- **Requirement**: Tell how many lines carry the word "text"; the reply is the number and nothing else.

- **Data lines**:
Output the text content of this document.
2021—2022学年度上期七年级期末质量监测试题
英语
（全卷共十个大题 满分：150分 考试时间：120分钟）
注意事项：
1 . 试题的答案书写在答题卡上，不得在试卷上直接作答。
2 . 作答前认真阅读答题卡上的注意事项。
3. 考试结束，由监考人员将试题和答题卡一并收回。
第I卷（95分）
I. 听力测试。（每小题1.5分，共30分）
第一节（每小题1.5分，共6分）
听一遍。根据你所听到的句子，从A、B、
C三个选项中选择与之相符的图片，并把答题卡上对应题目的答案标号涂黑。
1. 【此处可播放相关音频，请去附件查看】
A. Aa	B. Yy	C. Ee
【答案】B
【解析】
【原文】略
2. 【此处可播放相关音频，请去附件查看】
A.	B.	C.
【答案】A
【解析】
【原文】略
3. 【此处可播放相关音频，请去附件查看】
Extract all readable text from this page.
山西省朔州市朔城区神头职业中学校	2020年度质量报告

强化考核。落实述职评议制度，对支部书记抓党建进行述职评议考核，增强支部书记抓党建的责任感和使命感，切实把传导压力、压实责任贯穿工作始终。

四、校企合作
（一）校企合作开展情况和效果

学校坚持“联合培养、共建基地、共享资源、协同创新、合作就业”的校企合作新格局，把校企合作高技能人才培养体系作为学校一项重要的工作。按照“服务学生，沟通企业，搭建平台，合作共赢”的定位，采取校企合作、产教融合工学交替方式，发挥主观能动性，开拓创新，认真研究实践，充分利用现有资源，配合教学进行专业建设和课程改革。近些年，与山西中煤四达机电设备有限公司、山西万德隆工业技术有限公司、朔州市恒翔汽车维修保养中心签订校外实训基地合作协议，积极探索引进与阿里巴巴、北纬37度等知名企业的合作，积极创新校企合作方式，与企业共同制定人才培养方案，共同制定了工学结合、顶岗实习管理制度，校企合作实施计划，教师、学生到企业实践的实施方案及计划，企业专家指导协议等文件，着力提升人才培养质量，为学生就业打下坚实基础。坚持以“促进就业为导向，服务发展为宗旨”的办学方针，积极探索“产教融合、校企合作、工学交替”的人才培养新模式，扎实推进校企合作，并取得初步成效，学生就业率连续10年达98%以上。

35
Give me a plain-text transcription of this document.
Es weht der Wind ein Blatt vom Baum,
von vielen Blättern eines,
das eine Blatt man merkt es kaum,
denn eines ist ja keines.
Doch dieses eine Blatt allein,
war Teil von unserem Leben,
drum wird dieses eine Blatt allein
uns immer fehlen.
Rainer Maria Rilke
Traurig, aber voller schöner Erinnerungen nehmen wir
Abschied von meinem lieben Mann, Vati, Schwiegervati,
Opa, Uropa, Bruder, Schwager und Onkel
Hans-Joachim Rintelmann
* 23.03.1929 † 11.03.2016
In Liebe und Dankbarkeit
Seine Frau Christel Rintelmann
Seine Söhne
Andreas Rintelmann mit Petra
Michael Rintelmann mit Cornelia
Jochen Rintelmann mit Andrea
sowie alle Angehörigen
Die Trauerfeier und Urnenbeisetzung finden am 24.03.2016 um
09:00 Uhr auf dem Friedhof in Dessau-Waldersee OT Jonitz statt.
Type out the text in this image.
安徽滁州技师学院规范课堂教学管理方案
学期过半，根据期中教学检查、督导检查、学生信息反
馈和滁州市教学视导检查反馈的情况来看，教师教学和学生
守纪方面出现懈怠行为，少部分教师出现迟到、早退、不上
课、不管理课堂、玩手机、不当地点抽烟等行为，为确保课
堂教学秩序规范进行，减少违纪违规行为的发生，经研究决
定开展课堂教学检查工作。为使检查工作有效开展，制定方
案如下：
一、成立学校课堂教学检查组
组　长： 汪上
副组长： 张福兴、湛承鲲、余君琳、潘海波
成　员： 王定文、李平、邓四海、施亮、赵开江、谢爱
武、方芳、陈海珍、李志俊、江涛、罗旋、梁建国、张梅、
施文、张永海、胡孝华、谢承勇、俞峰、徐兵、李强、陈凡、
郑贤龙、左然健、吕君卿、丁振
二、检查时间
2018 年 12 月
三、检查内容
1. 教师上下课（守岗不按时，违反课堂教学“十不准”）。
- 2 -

- **Written solution**: 4